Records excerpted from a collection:
○ ○ ○ ○ ○ ○ ○

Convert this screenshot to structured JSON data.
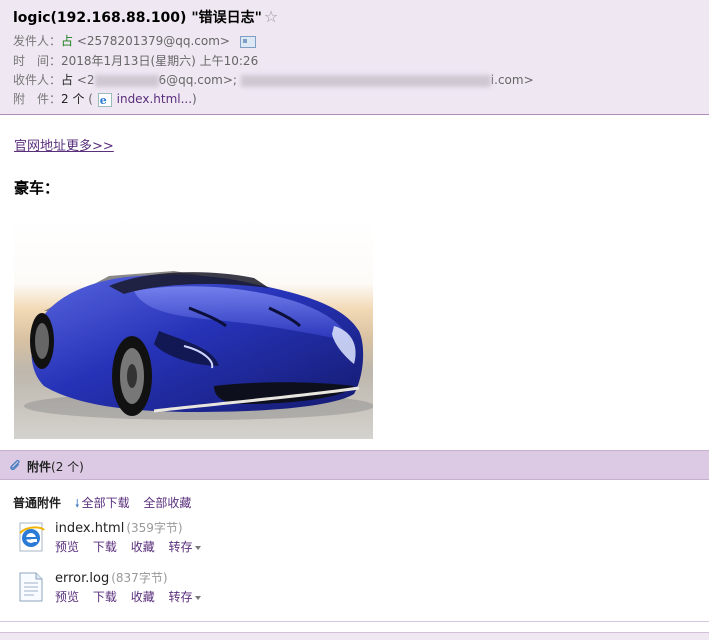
{
  "header": {
    "subject": "logic(192.168.88.100) \"错误日志\"",
    "star_glyph": "☆",
    "from_label": "发件人：",
    "from_name": "占",
    "from_address": "<2578201379@qq.com>",
    "time_label": "时　间：",
    "time_value": "2018年1月13日(星期六) 上午10:26",
    "to_label": "收件人：",
    "to_name": "占",
    "to_address_prefix": "<2",
    "to_address_mid": "6@qq.com>;",
    "to_address_tail": "i.com>",
    "attachments_label": "附　件：",
    "attachments_count": "2 个",
    "attachments_open": "(",
    "attachments_link": "index.html...",
    "attachments_close": ")"
  },
  "body": {
    "more_link": "官网地址更多>>",
    "heading": "豪车："
  },
  "attachments": {
    "bar_title": "附件",
    "bar_count": "(2 个)",
    "toolbar_label": "普通附件",
    "download_all": "全部下载",
    "save_all": "全部收藏",
    "files": [
      {
        "name": "index.html",
        "size": "(359字节)",
        "icon": "ie-file-icon",
        "actions": [
          "预览",
          "下载",
          "收藏",
          "转存"
        ]
      },
      {
        "name": "error.log",
        "size": "(837字节)",
        "icon": "text-file-icon",
        "actions": [
          "预览",
          "下载",
          "收藏",
          "转存"
        ]
      }
    ]
  },
  "colors": {
    "header_bg": "#efe7f2",
    "attach_bar_bg": "#dccae4",
    "link": "#5a2f7c",
    "sender_green": "#1c7d1c",
    "car_blue": "#2633b8"
  }
}
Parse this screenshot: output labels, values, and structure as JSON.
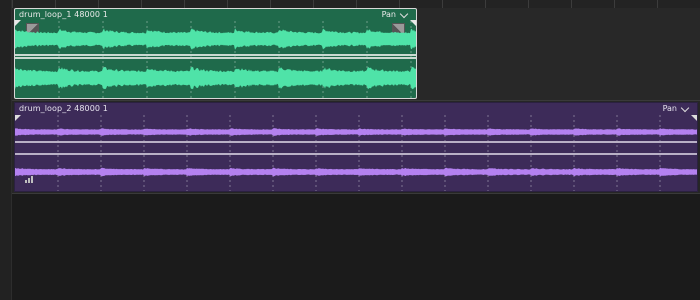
{
  "clips": [
    {
      "title": "drum_loop_1 48000 1",
      "pan_label": "Pan",
      "color_bg": "#1f6a4b",
      "color_wave": "#4fe3a8",
      "icons": [
        "chevron-down-icon",
        "fade-in-handle",
        "fade-out-handle"
      ]
    },
    {
      "title": "drum_loop_2 48000 1",
      "pan_label": "Pan",
      "color_bg": "#3d2b59",
      "color_wave": "#b481f0",
      "icons": [
        "chevron-down-icon",
        "level-meter-icon"
      ]
    }
  ]
}
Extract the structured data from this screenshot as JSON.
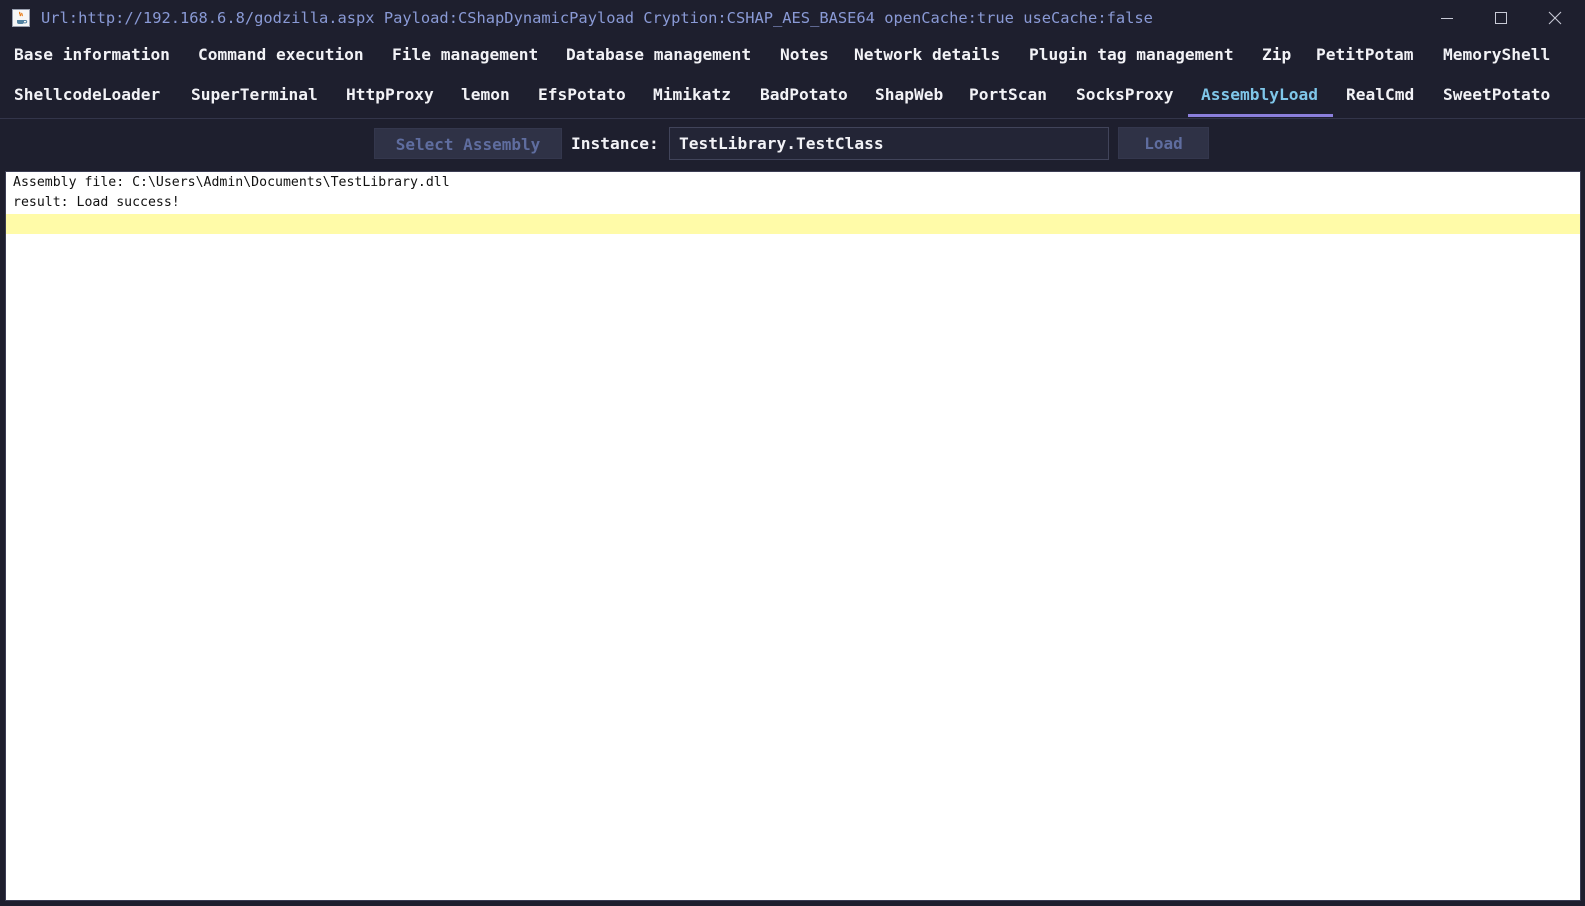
{
  "window": {
    "title": "Url:http://192.168.6.8/godzilla.aspx Payload:CShapDynamicPayload Cryption:CSHAP_AES_BASE64 openCache:true useCache:false",
    "app_icon": "java-cup-icon",
    "controls": [
      "minimize-icon",
      "maximize-icon",
      "close-icon"
    ]
  },
  "tabs": {
    "row1": [
      {
        "label": "Base information"
      },
      {
        "label": "Command execution"
      },
      {
        "label": "File management"
      },
      {
        "label": "Database management"
      },
      {
        "label": "Notes"
      },
      {
        "label": "Network details"
      },
      {
        "label": "Plugin tag management"
      },
      {
        "label": "Zip"
      },
      {
        "label": "PetitPotam"
      },
      {
        "label": "MemoryShell"
      }
    ],
    "row2": [
      {
        "label": "ShellcodeLoader"
      },
      {
        "label": "SuperTerminal"
      },
      {
        "label": "HttpProxy"
      },
      {
        "label": "lemon"
      },
      {
        "label": "EfsPotato"
      },
      {
        "label": "Mimikatz"
      },
      {
        "label": "BadPotato"
      },
      {
        "label": "ShapWeb"
      },
      {
        "label": "PortScan"
      },
      {
        "label": "SocksProxy"
      },
      {
        "label": "AssemblyLoad"
      },
      {
        "label": "RealCmd"
      },
      {
        "label": "SweetPotato"
      }
    ],
    "active": "AssemblyLoad"
  },
  "toolbar": {
    "select_label": "Select Assembly",
    "instance_label": "Instance:",
    "instance_value": "TestLibrary.TestClass",
    "load_label": "Load"
  },
  "output": {
    "lines": [
      "Assembly file: C:\\Users\\Admin\\Documents\\TestLibrary.dll",
      "result: Load success!"
    ]
  },
  "colors": {
    "background": "#1e1f2e",
    "title_text": "#8a9ad6",
    "tab_text": "#f2f2f6",
    "active_tab_text": "#7fc6e9",
    "active_tab_underline": "#8b7fdc",
    "disabled_button_text": "#5f6d9f",
    "current_line_highlight": "#fffba8"
  }
}
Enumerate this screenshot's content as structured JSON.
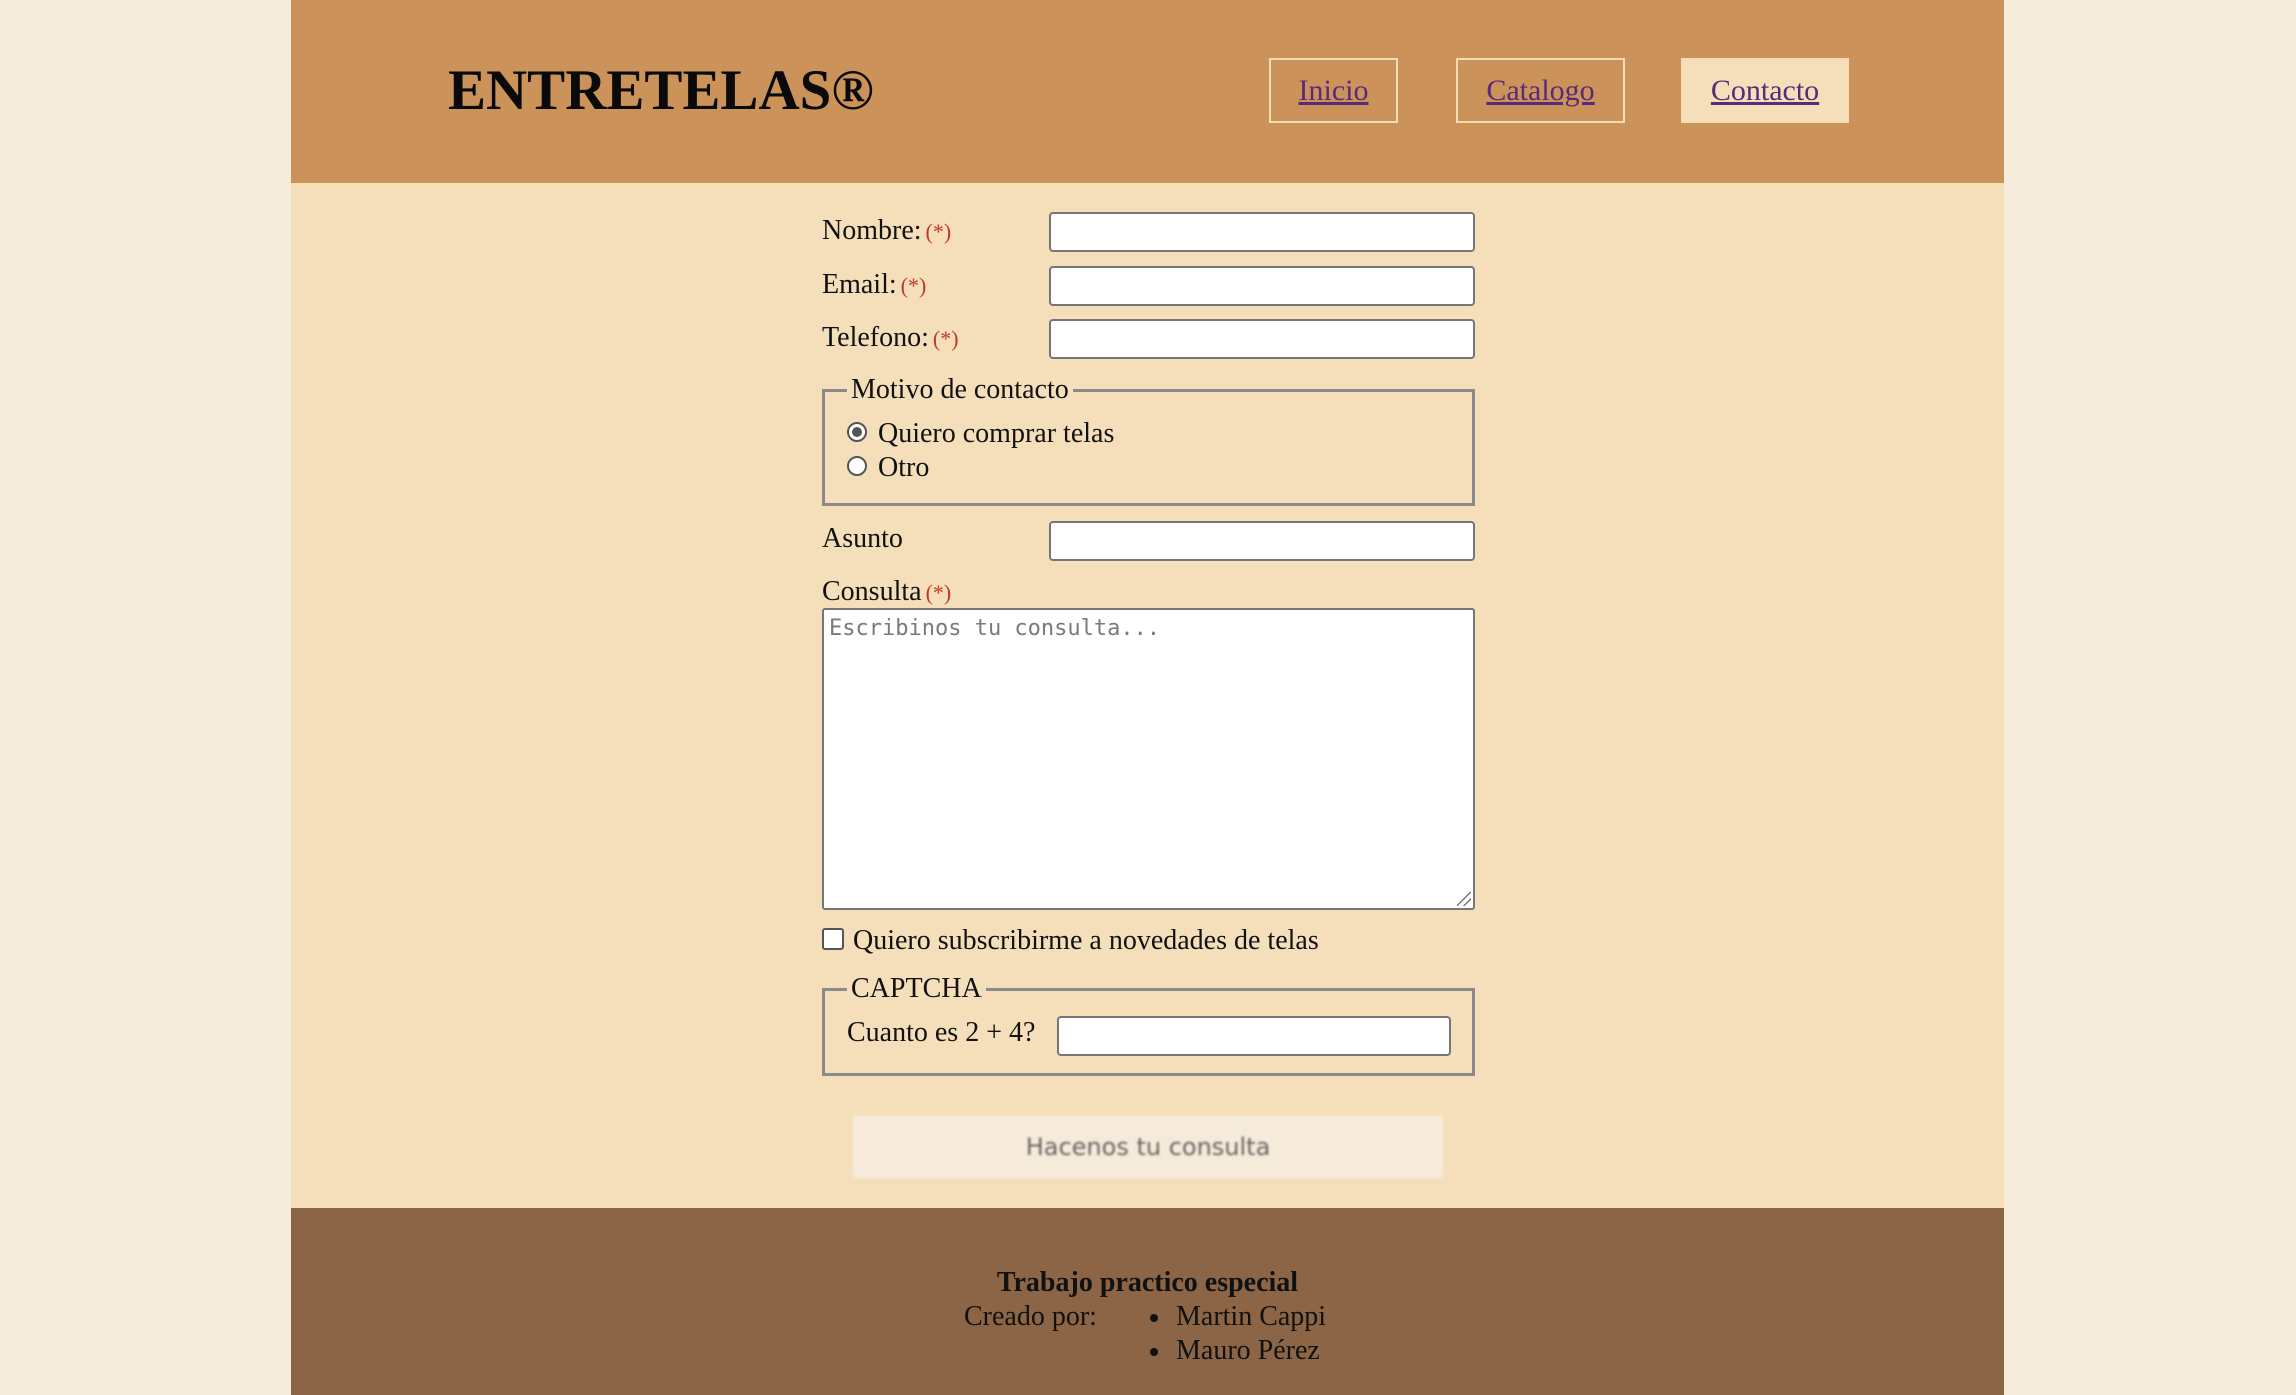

○ ○ ○ ○ ○ ○ ○

[TASK BRIEF]
Print each entry shown above with exact wording and no pictures.

[THE RESULT]
Convert this screenshot to structured JSON data.
{
  "header": {
    "subject": "logic(192.168.88.100) \"错误日志\"",
    "star_glyph": "☆",
    "from_label": "发件人：",
    "from_name": "占",
    "from_address": "<2578201379@qq.com>",
    "time_label": "时　间：",
    "time_value": "2018年1月13日(星期六) 上午10:26",
    "to_label": "收件人：",
    "to_name": "占",
    "to_address_prefix": "<2",
    "to_address_mid": "6@qq.com>;",
    "to_address_tail": "i.com>",
    "attachments_label": "附　件：",
    "attachments_count": "2 个",
    "attachments_open": "(",
    "attachments_link": "index.html...",
    "attachments_close": ")"
  },
  "body": {
    "more_link": "官网地址更多>>",
    "heading": "豪车："
  },
  "attachments": {
    "bar_title": "附件",
    "bar_count": "(2 个)",
    "toolbar_label": "普通附件",
    "download_all": "全部下载",
    "save_all": "全部收藏",
    "files": [
      {
        "name": "index.html",
        "size": "(359字节)",
        "icon": "ie-file-icon",
        "actions": [
          "预览",
          "下载",
          "收藏",
          "转存"
        ]
      },
      {
        "name": "error.log",
        "size": "(837字节)",
        "icon": "text-file-icon",
        "actions": [
          "预览",
          "下载",
          "收藏",
          "转存"
        ]
      }
    ]
  },
  "colors": {
    "header_bg": "#efe7f2",
    "attach_bar_bg": "#dccae4",
    "link": "#5a2f7c",
    "sender_green": "#1c7d1c",
    "car_blue": "#2633b8"
  }
}
Parse this screenshot: output labels, values, and structure as JSON.
{
  "clips": [
    {
      "title": "drum_loop_1 48000 1",
      "pan_label": "Pan",
      "color_bg": "#1f6a4b",
      "color_wave": "#4fe3a8",
      "icons": [
        "chevron-down-icon",
        "fade-in-handle",
        "fade-out-handle"
      ]
    },
    {
      "title": "drum_loop_2 48000 1",
      "pan_label": "Pan",
      "color_bg": "#3d2b59",
      "color_wave": "#b481f0",
      "icons": [
        "chevron-down-icon",
        "level-meter-icon"
      ]
    }
  ]
}
Extract the structured data from this screenshot as JSON.
{
  "window": {
    "title": "Url:http://192.168.6.8/godzilla.aspx Payload:CShapDynamicPayload Cryption:CSHAP_AES_BASE64 openCache:true useCache:false",
    "app_icon": "java-cup-icon",
    "controls": [
      "minimize-icon",
      "maximize-icon",
      "close-icon"
    ]
  },
  "tabs": {
    "row1": [
      {
        "label": "Base information"
      },
      {
        "label": "Command execution"
      },
      {
        "label": "File management"
      },
      {
        "label": "Database management"
      },
      {
        "label": "Notes"
      },
      {
        "label": "Network details"
      },
      {
        "label": "Plugin tag management"
      },
      {
        "label": "Zip"
      },
      {
        "label": "PetitPotam"
      },
      {
        "label": "MemoryShell"
      }
    ],
    "row2": [
      {
        "label": "ShellcodeLoader"
      },
      {
        "label": "SuperTerminal"
      },
      {
        "label": "HttpProxy"
      },
      {
        "label": "lemon"
      },
      {
        "label": "EfsPotato"
      },
      {
        "label": "Mimikatz"
      },
      {
        "label": "BadPotato"
      },
      {
        "label": "ShapWeb"
      },
      {
        "label": "PortScan"
      },
      {
        "label": "SocksProxy"
      },
      {
        "label": "AssemblyLoad"
      },
      {
        "label": "RealCmd"
      },
      {
        "label": "SweetPotato"
      }
    ],
    "active": "AssemblyLoad"
  },
  "toolbar": {
    "select_label": "Select Assembly",
    "instance_label": "Instance:",
    "instance_value": "TestLibrary.TestClass",
    "load_label": "Load"
  },
  "output": {
    "lines": [
      "Assembly file: C:\\Users\\Admin\\Documents\\TestLibrary.dll",
      "result: Load success!"
    ]
  },
  "colors": {
    "background": "#1e1f2e",
    "title_text": "#8a9ad6",
    "tab_text": "#f2f2f6",
    "active_tab_text": "#7fc6e9",
    "active_tab_underline": "#8b7fdc",
    "disabled_button_text": "#5f6d9f",
    "current_line_highlight": "#fffba8"
  }
}
Enumerate this screenshot's content as structured JSON.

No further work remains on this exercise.